• _Job A_
Reproduce the part of the commit message starting with "Not under any" and going on through "lifecycle change needed.".
---------- Source passage
Compare commits

...

6 Commits

Author SHA1 Message Date
test0r 0ec58c0ad5 bes2600: Patch C2 — replace ieee80211_rx_irqsafe with ieee80211_rx_ni
Per Phase 4 plan PR #14 + kerneldoc audit (Task #19).  Six call sites
deferred per-RX-frame mac80211 dispatch via tasklet; replace with the
synchronous-from-process-context API ieee80211_rx_ni() which does its
own local_bh_disable wrap.

Why _ni and not _list:

  Phase 4 plan originally targeted ieee80211_rx_list for batch
  delivery.  Mining mt76 mainline (the only driver using _list)
  showed the canonical pattern requires threading a struct list_head
  through the per-frame call chain.  bes2600s WSM dispatcher
  (wsm_handle_rx -> bes2600_rx_cb / wsm.c beacon path) sits between
  the bh threads SDIO read and the mac80211 hand-off; threading a
  list_head through the dispatcher is a non-trivial refactor.
  ieee80211_rx_ni() is the simpler drop-in: no list management, still
  removes the tasklet hop.  Per-call local_bh_disable cost is trivial
  vs the saved tasklet schedule.  Future refactor can revisit _list
  if measurements warrant.

Sites converted:

  - ap.c:96       (bes2600_sta_add link-id rx_queue drain on AP-mode
                   STA add).  Was inside spin_lock_bh(&ps_state_lock);
                   refactored to splice the queue under the lock then
                   deliver after unlock — _ni runs the synchronous
                   mac80211 RX path inline, would otherwise hold the
                   lock across mac80211 dispatch.  splice via
                   skb_queue_splice_init into a local sk_buff_head.
  - sta.c:1487    (deauth-frame inject in inactivity-event handler).
                   Not under any lock; direct conversion.
  - txrx.c:1960   (early-data + pm_unsupported branch from Patch E).
  - txrx.c:1967   (early-data + LINK_SOFT-not-set branch).
  - txrx.c:1971   (normal RX path in bes2600_rx_cb).
  - wsm.c:2415    (beacon delivery in scan-complete WSM handler).
                   beacon SKB ownership is preserved by the existing
                   skb_copy(beacon, GFP_ATOMIC) -> beacon_bkp pattern;
                   no lifecycle change needed.

Mixing constraint (kerneldoc include/net/mac80211.h:5399-5430):
ieee80211_rx_ni() cannot mix with ieee80211_rx_irqsafe() for a
single hardware.  All 6 sites convert atomically; no mixed state.
--------------------
---------- Records for the exercise
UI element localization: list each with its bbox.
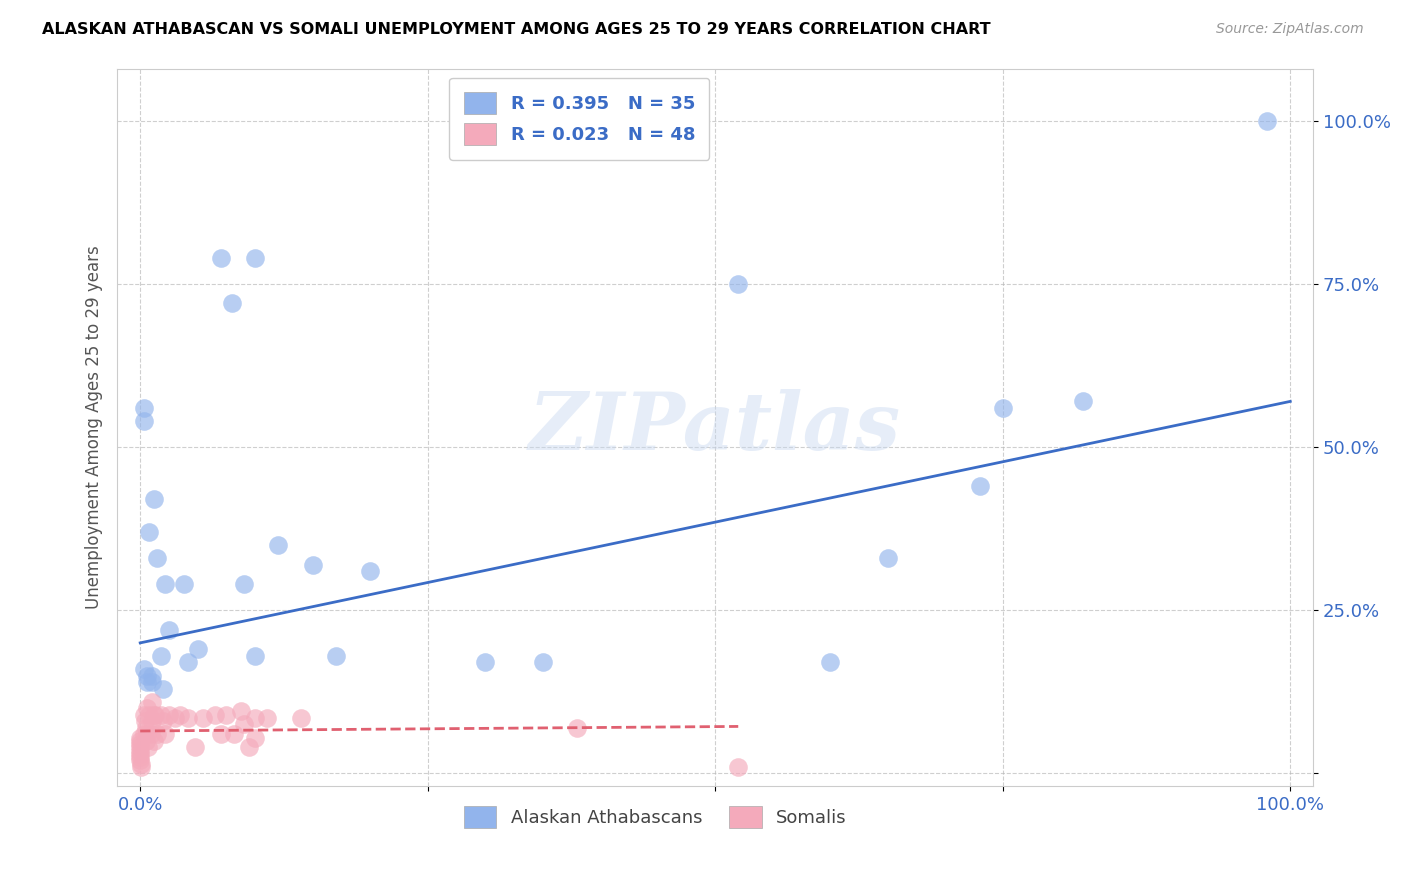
Point xyxy=(193,711,215,725)
Point xyxy=(232,717,254,731)
Point xyxy=(129,747,152,761)
Point xyxy=(245,731,267,745)
Point xyxy=(209,727,232,741)
Point xyxy=(224,727,246,741)
Point xyxy=(169,707,191,722)
Text: ZIPatlas: ZIPatlas xyxy=(529,389,901,467)
Point xyxy=(245,251,267,265)
Point xyxy=(129,731,152,745)
Point xyxy=(221,296,243,310)
Point xyxy=(132,414,155,428)
Point xyxy=(215,707,238,722)
Text: ALASKAN ATHABASCAN VS SOMALI UNEMPLOYMENT AMONG AGES 25 TO 29 YEARS CORRELATION : ALASKAN ATHABASCAN VS SOMALI UNEMPLOYMEN… xyxy=(42,22,991,37)
Point xyxy=(131,756,153,771)
Point xyxy=(149,707,172,722)
Point xyxy=(969,479,991,493)
Point xyxy=(152,714,174,729)
Legend: Alaskan Athabascans, Somalis: Alaskan Athabascans, Somalis xyxy=(457,798,855,835)
Point xyxy=(290,711,312,725)
Point xyxy=(139,727,162,741)
Point xyxy=(136,668,159,682)
Point xyxy=(136,675,159,690)
Point xyxy=(727,277,749,291)
Point xyxy=(177,656,200,670)
Point xyxy=(359,564,381,578)
Point xyxy=(146,727,169,741)
Point xyxy=(132,707,155,722)
Point xyxy=(325,648,347,663)
Point xyxy=(256,711,278,725)
Point xyxy=(301,558,323,572)
Point xyxy=(129,733,152,747)
Point xyxy=(232,577,254,591)
Point xyxy=(143,733,166,747)
Point xyxy=(173,577,195,591)
Point xyxy=(474,656,496,670)
Point xyxy=(136,701,159,715)
Point xyxy=(136,727,159,741)
Point xyxy=(152,681,174,696)
Point xyxy=(187,642,209,657)
Point xyxy=(136,740,159,755)
Point xyxy=(531,656,554,670)
Point xyxy=(991,401,1014,415)
Point xyxy=(209,251,232,265)
Point xyxy=(177,711,200,725)
Point xyxy=(204,707,226,722)
Point xyxy=(143,707,166,722)
Point xyxy=(135,733,157,747)
Point xyxy=(149,648,172,663)
Point xyxy=(876,551,898,566)
Point xyxy=(238,740,260,755)
Point xyxy=(141,675,163,690)
Point xyxy=(135,721,157,735)
Point xyxy=(129,740,152,755)
Point xyxy=(132,662,155,676)
Point xyxy=(267,538,290,552)
Point xyxy=(141,714,163,729)
Y-axis label: Unemployment Among Ages 25 to 29 years: Unemployment Among Ages 25 to 29 years xyxy=(86,245,103,609)
Point xyxy=(184,740,207,755)
Point xyxy=(727,760,749,774)
Point xyxy=(157,623,180,637)
Point xyxy=(155,727,177,741)
Point xyxy=(146,551,169,566)
Point xyxy=(245,648,267,663)
Point xyxy=(818,656,841,670)
Point xyxy=(132,401,155,415)
Point xyxy=(138,707,160,722)
Point xyxy=(138,524,160,539)
Point xyxy=(143,492,166,507)
Point xyxy=(231,705,253,719)
Point xyxy=(129,743,152,757)
Point xyxy=(245,711,267,725)
Point xyxy=(129,750,152,764)
Point xyxy=(157,707,180,722)
Point xyxy=(134,714,156,729)
Point xyxy=(129,753,152,767)
Point xyxy=(163,711,186,725)
Point xyxy=(1071,394,1094,409)
Point xyxy=(1256,113,1278,128)
Point xyxy=(143,707,166,722)
Point xyxy=(129,737,152,751)
Text: Source: ZipAtlas.com: Source: ZipAtlas.com xyxy=(1216,22,1364,37)
Point xyxy=(141,668,163,682)
Point xyxy=(141,695,163,709)
Point xyxy=(567,721,589,735)
Point xyxy=(131,760,153,774)
Point xyxy=(132,727,155,741)
Point xyxy=(155,577,177,591)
--------------------
• _Job B_
Return every line in the rows above that contains the string "Text".

• _Right answer A_
Not under any lock; direct conversion.
  - txrx.c:1960   (early-data + pm_unsupported branch from Patch E).
  - txrx.c:1967   (early-data + LINK_SOFT-not-set branch).
  - txrx.c:1971   (normal RX path in bes2600_rx_cb).
  - wsm.c:2415    (beacon delivery in scan-complete WSM handler).
                   beacon SKB ownership is preserved by the existing
                   skb_copy(beacon, GFP_ATOMIC) -> beacon_bkp pattern;
                   no lifecycle change needed.

• _Right answer B_
Text: ZIPatlas: ZIPatlas xyxy=(529,389,901,467)
Text: ALASKAN ATHABASCAN VS SOMALI UNEMPLOYMENT AMONG AGES 25 TO 29 YEARS CORRELATION : ALASKAN ATHABASCAN VS SOMALI UNEMPLOYMEN… xyxy=(42,22,991,37)
Text: Source: ZipAtlas.com: Source: ZipAtlas.com xyxy=(1216,22,1364,37)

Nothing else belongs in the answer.